## Task directions
Render this sentence from the joke collection below in Spanish: "Egyptians did pretty well for a civilization that wrote entirely in emoji."

START Given passage

Laser hair removal? That’s dumb. If I had laser hair, I’d keep it.
Egyptians did pretty well for a civilization that wrote entirely in emoji.
I left my Kindle on the train. This would have never happened if I was carrying 8 bookshelves full of books with me like in the old days.
Not to jinx this, but last time there was a highly anticipated London wedding on TV, the groom said Rachel’s name instead.
I know it’s called Words With Friends, but the moment you play “QI” on a triple word spot, you just became my mortal enemy.
Nothing says “I’m stubborn” like owning a BlackBerry in 2013.
How to stop Facebook Live and Marketplace notifications:
1) Open Facebook app
2) Go to Settings
3) Throw your phone into a river
I’m starting a Kickstarter to bring a lion from Africa and let it loose in a dentist’s office.
That show “Catfish” should just be called “People Who Have Never Heard of Google.”
Just ran into Björk walking into her hjötel. Ljöking fjörward to her show at Pitchfjörk tjönight (hjöly shit my Icelandic is pjërfect).
“GRAAAAAAIIIINNNNS” — Vegetarian Zombie
No Amazon, I don’t want to sort stuff by “Price: High to Low,” who are the billionaires who would even make that an option?
Does WebMD ever just say “you’re fine, there’s nothing wrong with you, go play outside you drama queen?”
“Ok, guys, before you start calling me a pervert, let me just say I found a great source of protein.” — The first guy who ever milked a cow.
Movember is over, so this week anyone looking like a pedophile is actually a pedophile.

END Given passage
START Dataset

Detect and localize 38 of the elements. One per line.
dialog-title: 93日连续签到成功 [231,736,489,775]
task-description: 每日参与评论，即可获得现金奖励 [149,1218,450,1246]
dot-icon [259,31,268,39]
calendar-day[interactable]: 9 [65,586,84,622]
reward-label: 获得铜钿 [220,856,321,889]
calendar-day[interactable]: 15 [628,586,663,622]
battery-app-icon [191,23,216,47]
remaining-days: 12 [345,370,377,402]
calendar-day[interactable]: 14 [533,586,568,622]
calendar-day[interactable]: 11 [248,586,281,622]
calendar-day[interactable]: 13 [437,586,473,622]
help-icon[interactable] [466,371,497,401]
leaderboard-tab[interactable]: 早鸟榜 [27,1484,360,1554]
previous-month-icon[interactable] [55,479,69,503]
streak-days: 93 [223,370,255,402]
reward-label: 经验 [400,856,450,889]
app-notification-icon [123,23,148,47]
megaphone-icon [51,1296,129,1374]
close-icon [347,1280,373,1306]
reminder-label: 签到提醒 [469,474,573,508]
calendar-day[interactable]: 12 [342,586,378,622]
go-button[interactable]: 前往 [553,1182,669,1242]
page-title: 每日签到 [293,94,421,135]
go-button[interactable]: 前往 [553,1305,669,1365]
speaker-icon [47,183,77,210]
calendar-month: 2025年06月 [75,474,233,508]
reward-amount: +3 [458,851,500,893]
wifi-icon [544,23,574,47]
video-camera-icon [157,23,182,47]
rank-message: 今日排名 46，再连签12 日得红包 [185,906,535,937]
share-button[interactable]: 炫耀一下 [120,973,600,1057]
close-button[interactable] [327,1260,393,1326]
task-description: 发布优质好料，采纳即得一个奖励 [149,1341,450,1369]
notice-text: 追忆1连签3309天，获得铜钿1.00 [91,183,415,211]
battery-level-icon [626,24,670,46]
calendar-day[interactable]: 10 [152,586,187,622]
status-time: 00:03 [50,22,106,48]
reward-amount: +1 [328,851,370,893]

END Dataset

## Task solution
A los egipcios les fue bastante bien para ser una civilización que escribía enteramente con emojis.